Raw records
- - - - -
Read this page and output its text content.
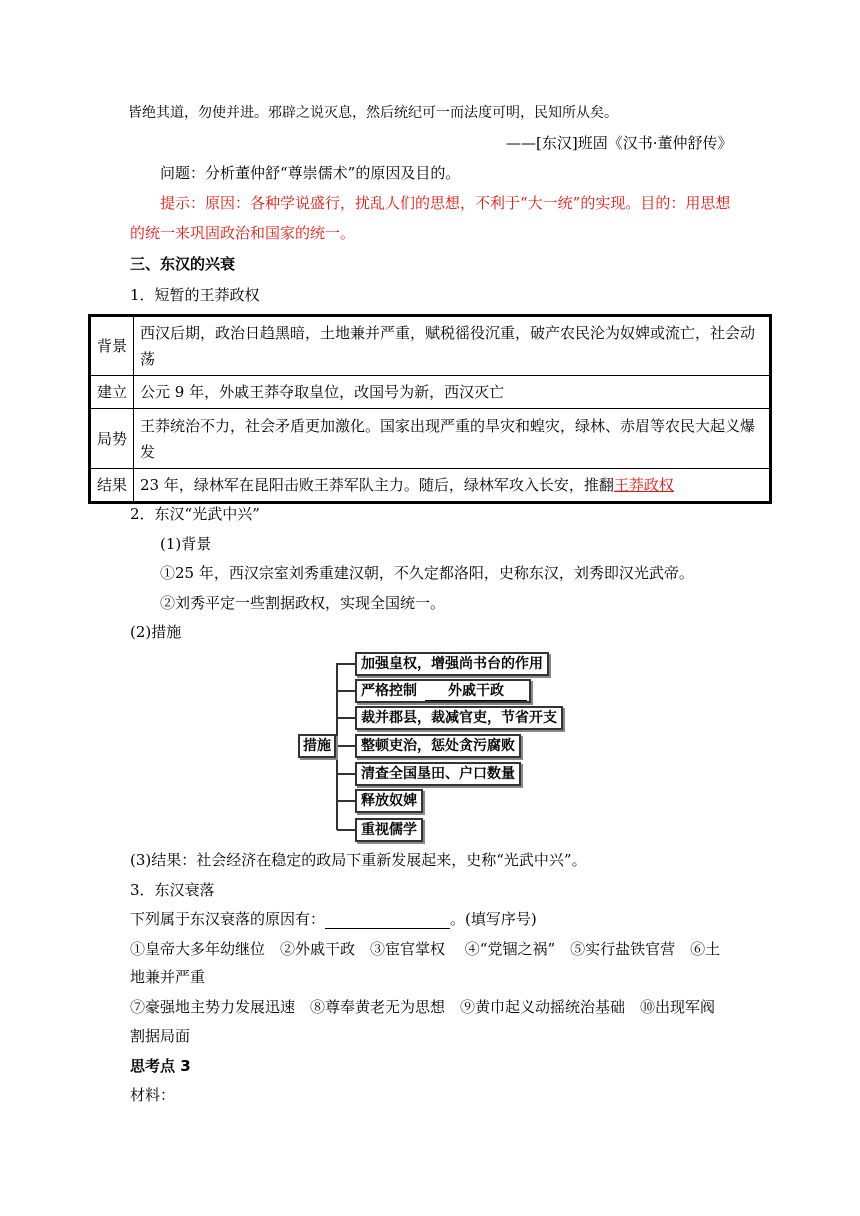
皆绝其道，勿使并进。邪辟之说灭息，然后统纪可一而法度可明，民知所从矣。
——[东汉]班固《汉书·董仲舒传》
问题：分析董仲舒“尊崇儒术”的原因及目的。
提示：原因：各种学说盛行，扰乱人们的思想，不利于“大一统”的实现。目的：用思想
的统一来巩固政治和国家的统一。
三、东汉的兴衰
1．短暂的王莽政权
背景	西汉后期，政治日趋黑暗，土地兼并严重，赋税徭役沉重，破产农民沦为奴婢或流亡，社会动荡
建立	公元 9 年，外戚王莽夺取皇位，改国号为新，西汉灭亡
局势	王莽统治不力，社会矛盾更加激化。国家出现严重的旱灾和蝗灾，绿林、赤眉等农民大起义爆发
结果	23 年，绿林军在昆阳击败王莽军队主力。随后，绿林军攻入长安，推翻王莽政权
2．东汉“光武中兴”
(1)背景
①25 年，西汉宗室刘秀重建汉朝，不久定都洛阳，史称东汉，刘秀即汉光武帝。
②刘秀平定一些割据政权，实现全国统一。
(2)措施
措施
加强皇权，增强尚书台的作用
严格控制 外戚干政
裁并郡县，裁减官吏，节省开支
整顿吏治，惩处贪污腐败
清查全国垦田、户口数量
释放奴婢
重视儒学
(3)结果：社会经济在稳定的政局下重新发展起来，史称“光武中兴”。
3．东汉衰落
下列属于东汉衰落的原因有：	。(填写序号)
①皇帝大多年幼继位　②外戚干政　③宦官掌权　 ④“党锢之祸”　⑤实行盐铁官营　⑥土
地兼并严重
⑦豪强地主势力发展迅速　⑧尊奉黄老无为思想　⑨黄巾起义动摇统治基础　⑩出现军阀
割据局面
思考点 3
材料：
- - - - -
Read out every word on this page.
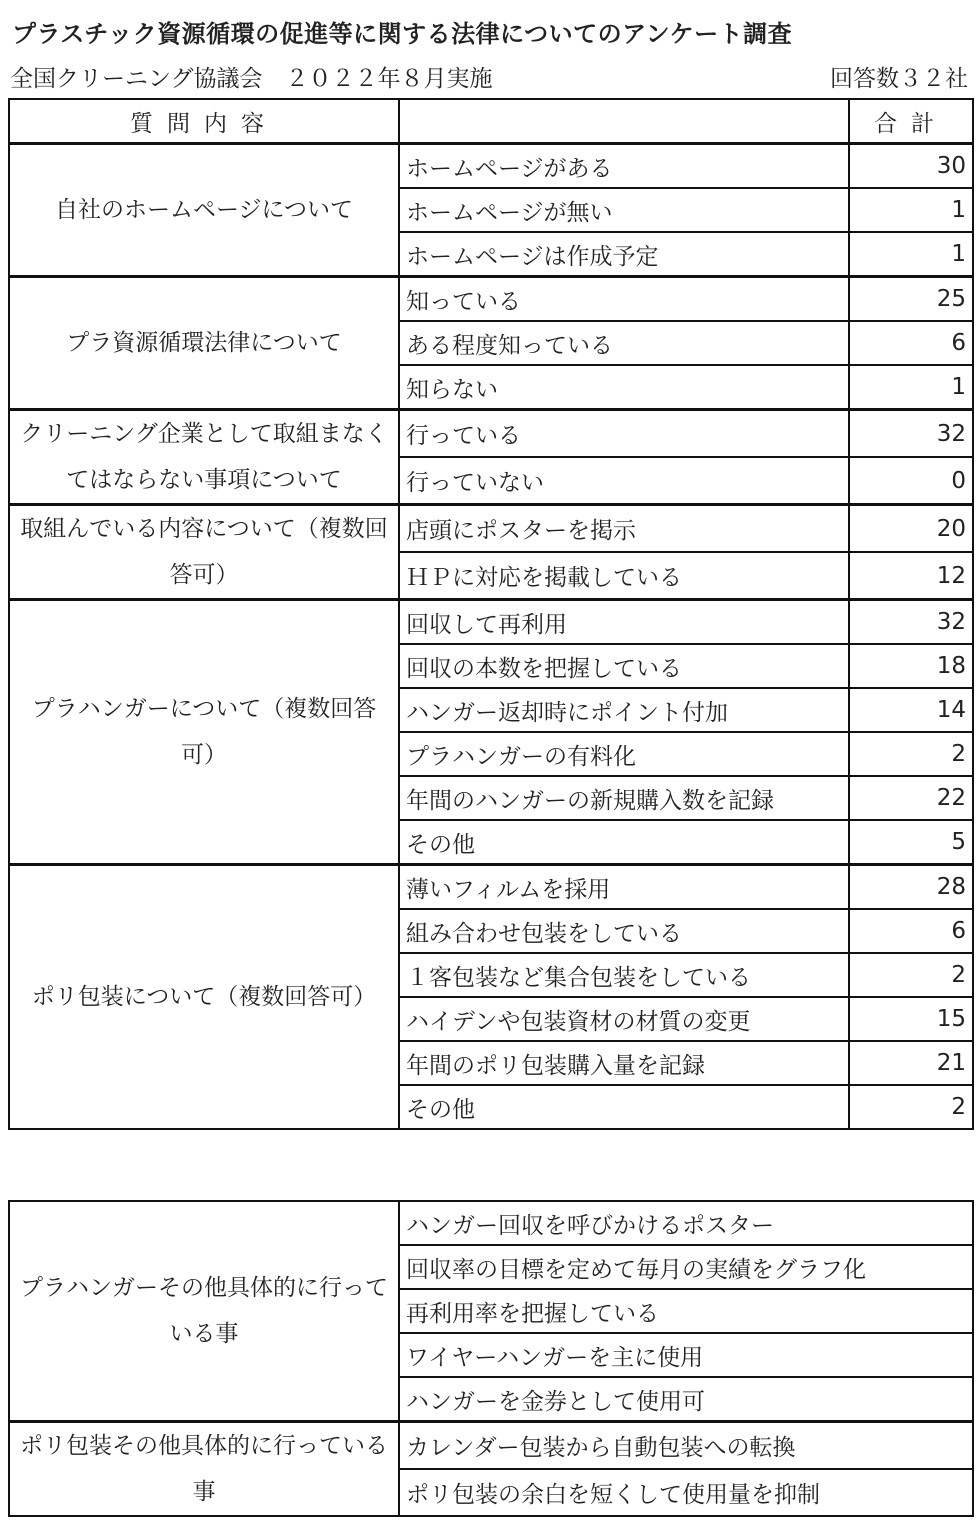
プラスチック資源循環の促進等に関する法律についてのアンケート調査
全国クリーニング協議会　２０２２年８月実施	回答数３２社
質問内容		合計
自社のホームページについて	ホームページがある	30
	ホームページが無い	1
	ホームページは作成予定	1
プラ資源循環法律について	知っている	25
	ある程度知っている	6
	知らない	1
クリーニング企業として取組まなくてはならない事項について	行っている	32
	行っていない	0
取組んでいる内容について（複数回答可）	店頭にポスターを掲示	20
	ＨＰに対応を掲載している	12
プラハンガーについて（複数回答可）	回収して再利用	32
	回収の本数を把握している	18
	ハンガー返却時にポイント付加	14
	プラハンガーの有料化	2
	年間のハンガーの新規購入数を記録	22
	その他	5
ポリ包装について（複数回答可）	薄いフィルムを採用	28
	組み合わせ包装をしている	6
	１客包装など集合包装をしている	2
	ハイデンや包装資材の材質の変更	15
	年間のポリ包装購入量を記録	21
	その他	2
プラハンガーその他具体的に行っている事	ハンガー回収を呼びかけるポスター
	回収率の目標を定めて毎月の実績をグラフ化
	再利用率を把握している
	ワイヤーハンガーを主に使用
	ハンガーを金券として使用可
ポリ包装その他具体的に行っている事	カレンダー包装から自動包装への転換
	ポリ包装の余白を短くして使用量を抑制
- - - - -
* **THE REQUEST**
The lines to collect are those holding the string "this"; copy them all.

* **RESULT OF THE EXERCISE**
Read this page and output its text content.
Read out every word on this page.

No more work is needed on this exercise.